##### Records to use

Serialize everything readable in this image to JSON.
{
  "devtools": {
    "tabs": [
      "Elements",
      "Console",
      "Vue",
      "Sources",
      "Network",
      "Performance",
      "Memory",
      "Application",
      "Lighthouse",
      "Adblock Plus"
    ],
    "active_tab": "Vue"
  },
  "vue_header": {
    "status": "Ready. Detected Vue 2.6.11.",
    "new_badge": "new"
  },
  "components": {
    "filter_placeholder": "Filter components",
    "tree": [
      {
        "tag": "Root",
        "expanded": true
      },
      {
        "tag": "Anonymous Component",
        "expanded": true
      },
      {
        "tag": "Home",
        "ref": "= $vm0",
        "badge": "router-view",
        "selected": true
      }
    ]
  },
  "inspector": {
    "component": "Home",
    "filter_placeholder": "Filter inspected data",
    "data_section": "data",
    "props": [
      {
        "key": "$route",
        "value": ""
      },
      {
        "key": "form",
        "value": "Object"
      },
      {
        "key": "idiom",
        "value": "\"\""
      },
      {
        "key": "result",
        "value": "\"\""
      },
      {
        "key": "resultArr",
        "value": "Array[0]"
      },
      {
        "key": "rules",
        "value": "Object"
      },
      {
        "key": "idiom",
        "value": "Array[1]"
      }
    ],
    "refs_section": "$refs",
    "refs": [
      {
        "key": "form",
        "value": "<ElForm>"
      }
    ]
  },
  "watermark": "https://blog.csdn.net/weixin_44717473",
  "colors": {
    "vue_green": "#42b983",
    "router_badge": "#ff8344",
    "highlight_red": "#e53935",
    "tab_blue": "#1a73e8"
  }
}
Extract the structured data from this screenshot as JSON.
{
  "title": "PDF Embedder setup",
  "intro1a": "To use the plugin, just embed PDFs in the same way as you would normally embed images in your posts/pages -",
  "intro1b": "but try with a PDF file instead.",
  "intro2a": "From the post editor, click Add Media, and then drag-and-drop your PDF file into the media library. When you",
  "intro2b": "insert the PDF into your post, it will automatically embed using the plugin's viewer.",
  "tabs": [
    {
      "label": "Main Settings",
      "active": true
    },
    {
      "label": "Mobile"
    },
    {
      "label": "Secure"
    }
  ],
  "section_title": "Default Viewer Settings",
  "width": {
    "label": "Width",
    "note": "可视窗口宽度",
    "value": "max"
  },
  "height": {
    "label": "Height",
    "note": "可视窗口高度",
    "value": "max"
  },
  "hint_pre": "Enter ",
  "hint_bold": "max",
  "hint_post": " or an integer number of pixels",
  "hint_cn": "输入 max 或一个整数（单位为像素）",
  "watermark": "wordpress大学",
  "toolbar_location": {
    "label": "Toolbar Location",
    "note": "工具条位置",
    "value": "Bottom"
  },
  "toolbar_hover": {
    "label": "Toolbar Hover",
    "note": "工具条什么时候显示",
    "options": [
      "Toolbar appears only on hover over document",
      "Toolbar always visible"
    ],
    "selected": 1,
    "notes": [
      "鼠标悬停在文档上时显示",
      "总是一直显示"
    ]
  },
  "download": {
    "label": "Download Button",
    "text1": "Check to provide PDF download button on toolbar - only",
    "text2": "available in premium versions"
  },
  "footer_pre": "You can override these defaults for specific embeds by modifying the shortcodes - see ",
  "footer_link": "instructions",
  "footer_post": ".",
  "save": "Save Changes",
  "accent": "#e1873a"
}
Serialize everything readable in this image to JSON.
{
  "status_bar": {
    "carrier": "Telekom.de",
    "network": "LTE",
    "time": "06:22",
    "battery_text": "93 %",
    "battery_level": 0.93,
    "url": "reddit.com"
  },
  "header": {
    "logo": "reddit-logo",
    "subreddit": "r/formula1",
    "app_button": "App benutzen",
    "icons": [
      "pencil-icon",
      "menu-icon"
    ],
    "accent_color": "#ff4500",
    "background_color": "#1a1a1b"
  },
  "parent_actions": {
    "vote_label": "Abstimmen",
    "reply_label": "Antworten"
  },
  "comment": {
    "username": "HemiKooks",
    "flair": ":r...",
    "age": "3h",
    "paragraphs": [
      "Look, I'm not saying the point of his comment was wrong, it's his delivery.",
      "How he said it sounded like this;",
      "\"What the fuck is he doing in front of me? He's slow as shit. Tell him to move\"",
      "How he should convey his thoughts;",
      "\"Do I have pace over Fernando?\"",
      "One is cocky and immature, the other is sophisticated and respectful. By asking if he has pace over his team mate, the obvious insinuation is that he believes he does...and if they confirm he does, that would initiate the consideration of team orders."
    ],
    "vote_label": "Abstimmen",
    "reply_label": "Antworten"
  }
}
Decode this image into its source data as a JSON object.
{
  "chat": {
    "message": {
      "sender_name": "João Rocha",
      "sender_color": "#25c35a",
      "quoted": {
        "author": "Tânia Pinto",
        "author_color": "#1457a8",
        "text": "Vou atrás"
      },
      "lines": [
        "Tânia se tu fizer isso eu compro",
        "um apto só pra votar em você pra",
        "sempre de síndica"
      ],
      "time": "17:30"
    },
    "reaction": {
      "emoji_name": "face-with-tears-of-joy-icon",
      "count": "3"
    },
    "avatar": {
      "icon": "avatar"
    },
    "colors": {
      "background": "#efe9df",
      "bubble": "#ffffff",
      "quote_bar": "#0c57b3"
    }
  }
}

##########

▶ **Task details**
Output an exact copy of each record.

▶ **Answer**
Serialize everything readable in this image to JSON.
{
  "devtools": {
    "tabs": [
      "Elements",
      "Console",
      "Vue",
      "Sources",
      "Network",
      "Performance",
      "Memory",
      "Application",
      "Lighthouse",
      "Adblock Plus"
    ],
    "active_tab": "Vue"
  },
  "vue_header": {
    "status": "Ready. Detected Vue 2.6.11.",
    "new_badge": "new"
  },
  "components": {
    "filter_placeholder": "Filter components",
    "tree": [
      {
        "tag": "Root",
        "expanded": true
      },
      {
        "tag": "Anonymous Component",
        "expanded": true
      },
      {
        "tag": "Home",
        "ref": "= $vm0",
        "badge": "router-view",
        "selected": true
      }
    ]
  },
  "inspector": {
    "component": "Home",
    "filter_placeholder": "Filter inspected data",
    "data_section": "data",
    "props": [
      {
        "key": "$route",
        "value": ""
      },
      {
        "key": "form",
        "value": "Object"
      },
      {
        "key": "idiom",
        "value": "\"\""
      },
      {
        "key": "result",
        "value": "\"\""
      },
      {
        "key": "resultArr",
        "value": "Array[0]"
      },
      {
        "key": "rules",
        "value": "Object"
      },
      {
        "key": "idiom",
        "value": "Array[1]"
      }
    ],
    "refs_section": "$refs",
    "refs": [
      {
        "key": "form",
        "value": "<ElForm>"
      }
    ]
  },
  "watermark": "https://blog.csdn.net/weixin_44717473",
  "colors": {
    "vue_green": "#42b983",
    "router_badge": "#ff8344",
    "highlight_red": "#e53935",
    "tab_blue": "#1a73e8"
  }
}
Extract the structured data from this screenshot as JSON.
{
  "title": "PDF Embedder setup",
  "intro1a": "To use the plugin, just embed PDFs in the same way as you would normally embed images in your posts/pages -",
  "intro1b": "but try with a PDF file instead.",
  "intro2a": "From the post editor, click Add Media, and then drag-and-drop your PDF file into the media library. When you",
  "intro2b": "insert the PDF into your post, it will automatically embed using the plugin's viewer.",
  "tabs": [
    {
      "label": "Main Settings",
      "active": true
    },
    {
      "label": "Mobile"
    },
    {
      "label": "Secure"
    }
  ],
  "section_title": "Default Viewer Settings",
  "width": {
    "label": "Width",
    "note": "可视窗口宽度",
    "value": "max"
  },
  "height": {
    "label": "Height",
    "note": "可视窗口高度",
    "value": "max"
  },
  "hint_pre": "Enter ",
  "hint_bold": "max",
  "hint_post": " or an integer number of pixels",
  "hint_cn": "输入 max 或一个整数（单位为像素）",
  "watermark": "wordpress大学",
  "toolbar_location": {
    "label": "Toolbar Location",
    "note": "工具条位置",
    "value": "Bottom"
  },
  "toolbar_hover": {
    "label": "Toolbar Hover",
    "note": "工具条什么时候显示",
    "options": [
      "Toolbar appears only on hover over document",
      "Toolbar always visible"
    ],
    "selected": 1,
    "notes": [
      "鼠标悬停在文档上时显示",
      "总是一直显示"
    ]
  },
  "download": {
    "label": "Download Button",
    "text1": "Check to provide PDF download button on toolbar - only",
    "text2": "available in premium versions"
  },
  "footer_pre": "You can override these defaults for specific embeds by modifying the shortcodes - see ",
  "footer_link": "instructions",
  "footer_post": ".",
  "save": "Save Changes",
  "accent": "#e1873a"
}
Serialize everything readable in this image to JSON.
{
  "status_bar": {
    "carrier": "Telekom.de",
    "network": "LTE",
    "time": "06:22",
    "battery_text": "93 %",
    "battery_level": 0.93,
    "url": "reddit.com"
  },
  "header": {
    "logo": "reddit-logo",
    "subreddit": "r/formula1",
    "app_button": "App benutzen",
    "icons": [
      "pencil-icon",
      "menu-icon"
    ],
    "accent_color": "#ff4500",
    "background_color": "#1a1a1b"
  },
  "parent_actions": {
    "vote_label": "Abstimmen",
    "reply_label": "Antworten"
  },
  "comment": {
    "username": "HemiKooks",
    "flair": ":r...",
    "age": "3h",
    "paragraphs": [
      "Look, I'm not saying the point of his comment was wrong, it's his delivery.",
      "How he said it sounded like this;",
      "\"What the fuck is he doing in front of me? He's slow as shit. Tell him to move\"",
      "How he should convey his thoughts;",
      "\"Do I have pace over Fernando?\"",
      "One is cocky and immature, the other is sophisticated and respectful. By asking if he has pace over his team mate, the obvious insinuation is that he believes he does...and if they confirm he does, that would initiate the consideration of team orders."
    ],
    "vote_label": "Abstimmen",
    "reply_label": "Antworten"
  }
}
Decode this image into its source data as a JSON object.
{
  "chat": {
    "message": {
      "sender_name": "João Rocha",
      "sender_color": "#25c35a",
      "quoted": {
        "author": "Tânia Pinto",
        "author_color": "#1457a8",
        "text": "Vou atrás"
      },
      "lines": [
        "Tânia se tu fizer isso eu compro",
        "um apto só pra votar em você pra",
        "sempre de síndica"
      ],
      "time": "17:30"
    },
    "reaction": {
      "emoji_name": "face-with-tears-of-joy-icon",
      "count": "3"
    },
    "avatar": {
      "icon": "avatar"
    },
    "colors": {
      "background": "#efe9df",
      "bubble": "#ffffff",
      "quote_bar": "#0c57b3"
    }
  }
}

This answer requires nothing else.